» What this task involves:
Can you put every line of the items below into a JSON list of strings, one string per line, with blank lines left out?

=======

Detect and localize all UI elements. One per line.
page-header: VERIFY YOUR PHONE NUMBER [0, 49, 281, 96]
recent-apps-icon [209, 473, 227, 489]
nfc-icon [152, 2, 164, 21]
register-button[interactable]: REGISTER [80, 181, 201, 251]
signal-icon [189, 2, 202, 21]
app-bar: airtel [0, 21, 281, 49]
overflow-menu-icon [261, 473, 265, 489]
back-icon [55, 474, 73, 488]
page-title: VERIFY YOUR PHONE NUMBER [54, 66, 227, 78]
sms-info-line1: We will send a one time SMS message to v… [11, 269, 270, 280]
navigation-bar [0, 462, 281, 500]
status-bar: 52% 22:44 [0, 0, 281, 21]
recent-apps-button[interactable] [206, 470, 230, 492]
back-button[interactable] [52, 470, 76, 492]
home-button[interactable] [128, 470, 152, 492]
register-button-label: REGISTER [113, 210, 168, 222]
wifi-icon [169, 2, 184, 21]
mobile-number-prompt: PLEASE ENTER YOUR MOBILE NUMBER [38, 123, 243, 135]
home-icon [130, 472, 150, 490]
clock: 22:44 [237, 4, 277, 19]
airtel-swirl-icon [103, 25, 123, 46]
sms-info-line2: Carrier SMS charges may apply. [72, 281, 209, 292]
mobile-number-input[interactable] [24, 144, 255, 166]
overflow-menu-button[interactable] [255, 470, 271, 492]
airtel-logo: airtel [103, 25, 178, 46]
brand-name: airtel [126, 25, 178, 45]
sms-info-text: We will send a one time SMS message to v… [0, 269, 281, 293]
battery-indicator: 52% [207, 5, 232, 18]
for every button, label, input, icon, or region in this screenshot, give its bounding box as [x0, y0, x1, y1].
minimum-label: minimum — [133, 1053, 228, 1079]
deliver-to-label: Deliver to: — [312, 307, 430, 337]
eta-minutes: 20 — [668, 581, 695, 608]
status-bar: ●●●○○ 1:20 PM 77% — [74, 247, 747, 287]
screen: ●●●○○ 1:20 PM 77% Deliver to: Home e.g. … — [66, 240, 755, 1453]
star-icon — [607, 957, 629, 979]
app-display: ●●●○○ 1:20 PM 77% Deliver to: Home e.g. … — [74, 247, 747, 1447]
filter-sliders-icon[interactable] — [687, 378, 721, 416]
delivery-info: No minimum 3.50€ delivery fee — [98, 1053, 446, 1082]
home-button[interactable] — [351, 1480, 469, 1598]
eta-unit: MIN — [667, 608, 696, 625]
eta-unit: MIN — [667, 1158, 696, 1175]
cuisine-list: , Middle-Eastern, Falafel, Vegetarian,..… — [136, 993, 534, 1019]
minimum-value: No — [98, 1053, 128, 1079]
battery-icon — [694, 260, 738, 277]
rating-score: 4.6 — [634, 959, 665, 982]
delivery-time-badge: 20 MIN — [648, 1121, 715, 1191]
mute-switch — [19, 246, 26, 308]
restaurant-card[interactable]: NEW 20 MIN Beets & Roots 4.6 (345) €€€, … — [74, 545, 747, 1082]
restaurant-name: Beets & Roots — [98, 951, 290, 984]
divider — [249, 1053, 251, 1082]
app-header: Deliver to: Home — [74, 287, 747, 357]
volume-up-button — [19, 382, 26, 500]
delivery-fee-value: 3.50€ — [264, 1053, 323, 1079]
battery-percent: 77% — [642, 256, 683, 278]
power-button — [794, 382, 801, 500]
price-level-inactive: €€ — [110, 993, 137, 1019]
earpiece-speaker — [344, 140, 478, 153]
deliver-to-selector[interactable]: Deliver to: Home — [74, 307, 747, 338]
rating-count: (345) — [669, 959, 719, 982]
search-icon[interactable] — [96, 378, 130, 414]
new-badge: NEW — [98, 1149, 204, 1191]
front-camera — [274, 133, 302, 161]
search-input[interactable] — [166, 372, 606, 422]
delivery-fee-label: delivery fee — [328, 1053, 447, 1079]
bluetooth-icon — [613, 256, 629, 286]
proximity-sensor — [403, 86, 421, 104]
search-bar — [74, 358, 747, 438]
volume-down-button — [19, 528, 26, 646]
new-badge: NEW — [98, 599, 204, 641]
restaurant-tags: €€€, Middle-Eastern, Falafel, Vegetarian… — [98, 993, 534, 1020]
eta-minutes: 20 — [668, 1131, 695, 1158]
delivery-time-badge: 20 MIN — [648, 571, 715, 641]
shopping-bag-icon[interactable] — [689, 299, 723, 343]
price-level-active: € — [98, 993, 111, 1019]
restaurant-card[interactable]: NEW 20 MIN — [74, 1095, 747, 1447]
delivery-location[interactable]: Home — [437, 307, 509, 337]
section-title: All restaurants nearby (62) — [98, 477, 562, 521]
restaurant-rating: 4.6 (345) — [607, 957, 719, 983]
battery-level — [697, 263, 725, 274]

=======

» Result of the exercise:
[
  "Detect and localize all UI elements. One per line.",
  "page-header: VERIFY YOUR PHONE NUMBER [0, 49, 281, 96]",
  "recent-apps-icon [209, 473, 227, 489]",
  "nfc-icon [152, 2, 164, 21]",
  "register-button[interactable]: REGISTER [80, 181, 201, 251]",
  "signal-icon [189, 2, 202, 21]",
  "app-bar: airtel [0, 21, 281, 49]",
  "overflow-menu-icon [261, 473, 265, 489]",
  "back-icon [55, 474, 73, 488]",
  "page-title: VERIFY YOUR PHONE NUMBER [54, 66, 227, 78]",
  "sms-info-line1: We will send a one time SMS message to v… [11, 269, 270, 280]",
  "navigation-bar [0, 462, 281, 500]",
  "status-bar: 52% 22:44 [0, 0, 281, 21]",
  "recent-apps-button[interactable] [206, 470, 230, 492]",
  "back-button[interactable] [52, 470, 76, 492]",
  "home-button[interactable] [128, 470, 152, 492]",
  "register-button-label: REGISTER [113, 210, 168, 222]",
  "wifi-icon [169, 2, 184, 21]",
  "mobile-number-prompt: PLEASE ENTER YOUR MOBILE NUMBER [38, 123, 243, 135]",
  "home-icon [130, 472, 150, 490]",
  "clock: 22:44 [237, 4, 277, 19]",
  "airtel-swirl-icon [103, 25, 123, 46]",
  "sms-info-line2: Carrier SMS charges may apply. [72, 281, 209, 292]",
  "mobile-number-input[interactable] [24, 144, 255, 166]",
  "overflow-menu-button[interactable] [255, 470, 271, 492]",
  "airtel-logo: airtel [103, 25, 178, 46]",
  "brand-name: airtel [126, 25, 178, 45]",
  "sms-info-text: We will send a one time SMS message to v… [0, 269, 281, 293]",
  "battery-indicator: 52% [207, 5, 232, 18]",
  "for every button, label, input, icon, or region in this screenshot, give its bounding box as [x0, y0, x1, y1].",
  "minimum-label: minimum — [133, 1053, 228, 1079]",
  "deliver-to-label: Deliver to: — [312, 307, 430, 337]",
  "eta-minutes: 20 — [668, 581, 695, 608]",
  "status-bar: ●●●○○ 1:20 PM 77% — [74, 247, 747, 287]",
  "screen: ●●●○○ 1:20 PM 77% Deliver to: Home e.g. … — [66, 240, 755, 1453]",
  "star-icon — [607, 957, 629, 979]",
  "app-display: ●●●○○ 1:20 PM 77% Deliver to: Home e.g. … — [74, 247, 747, 1447]",
  "filter-sliders-icon[interactable] — [687, 378, 721, 416]",
  "delivery-info: No minimum 3.50€ delivery fee — [98, 1053, 446, 1082]",
  "home-button[interactable] — [351, 1480, 469, 1598]",
  "eta-unit: MIN — [667, 608, 696, 625]",
  "eta-unit: MIN — [667, 1158, 696, 1175]",
  "cuisine-list: , Middle-Eastern, Falafel, Vegetarian,..… — [136, 993, 534, 1019]",
  "minimum-value: No — [98, 1053, 128, 1079]",
  "battery-icon — [694, 260, 738, 277]",
  "rating-score: 4.6 — [634, 959, 665, 982]",
  "delivery-time-badge: 20 MIN — [648, 1121, 715, 1191]",
  "mute-switch — [19, 246, 26, 308]",
  "restaurant-card[interactable]: NEW 20 MIN Beets & Roots 4.6 (345) €€€, … — [74, 545, 747, 1082]",
  "restaurant-name: Beets & Roots — [98, 951, 290, 984]",
  "divider — [249, 1053, 251, 1082]",
  "app-header: Deliver to: Home — [74, 287, 747, 357]",
  "volume-up-button — [19, 382, 26, 500]",
  "delivery-fee-value: 3.50€ — [264, 1053, 323, 1079]",
  "battery-percent: 77% — [642, 256, 683, 278]",
  "power-button — [794, 382, 801, 500]",
  "price-level-inactive: €€ — [110, 993, 137, 1019]",
  "earpiece-speaker — [344, 140, 478, 153]",
  "deliver-to-selector[interactable]: Deliver to: Home — [74, 307, 747, 338]",
  "rating-count: (345) — [669, 959, 719, 982]",
  "search-icon[interactable] — [96, 378, 130, 414]",
  "new-badge: NEW — [98, 1149, 204, 1191]",
  "front-camera — [274, 133, 302, 161]",
  "search-input[interactable] — [166, 372, 606, 422]",
  "delivery-fee-label: delivery fee — [328, 1053, 447, 1079]",
  "bluetooth-icon — [613, 256, 629, 286]",
  "proximity-sensor — [403, 86, 421, 104]",
  "search-bar — [74, 358, 747, 438]",
  "volume-down-button — [19, 528, 26, 646]",
  "new-badge: NEW — [98, 599, 204, 641]",
  "restaurant-tags: €€€, Middle-Eastern, Falafel, Vegetarian… — [98, 993, 534, 1020]",
  "eta-minutes: 20 — [668, 1131, 695, 1158]",
  "delivery-time-badge: 20 MIN — [648, 571, 715, 641]",
  "shopping-bag-icon[interactable] — [689, 299, 723, 343]",
  "price-level-active: € — [98, 993, 111, 1019]",
  "restaurant-card[interactable]: NEW 20 MIN — [74, 1095, 747, 1447]",
  "delivery-location[interactable]: Home — [437, 307, 509, 337]",
  "section-title: All restaurants nearby (62) — [98, 477, 562, 521]",
  "restaurant-rating: 4.6 (345) — [607, 957, 719, 983]",
  "battery-level — [697, 263, 725, 274]"
]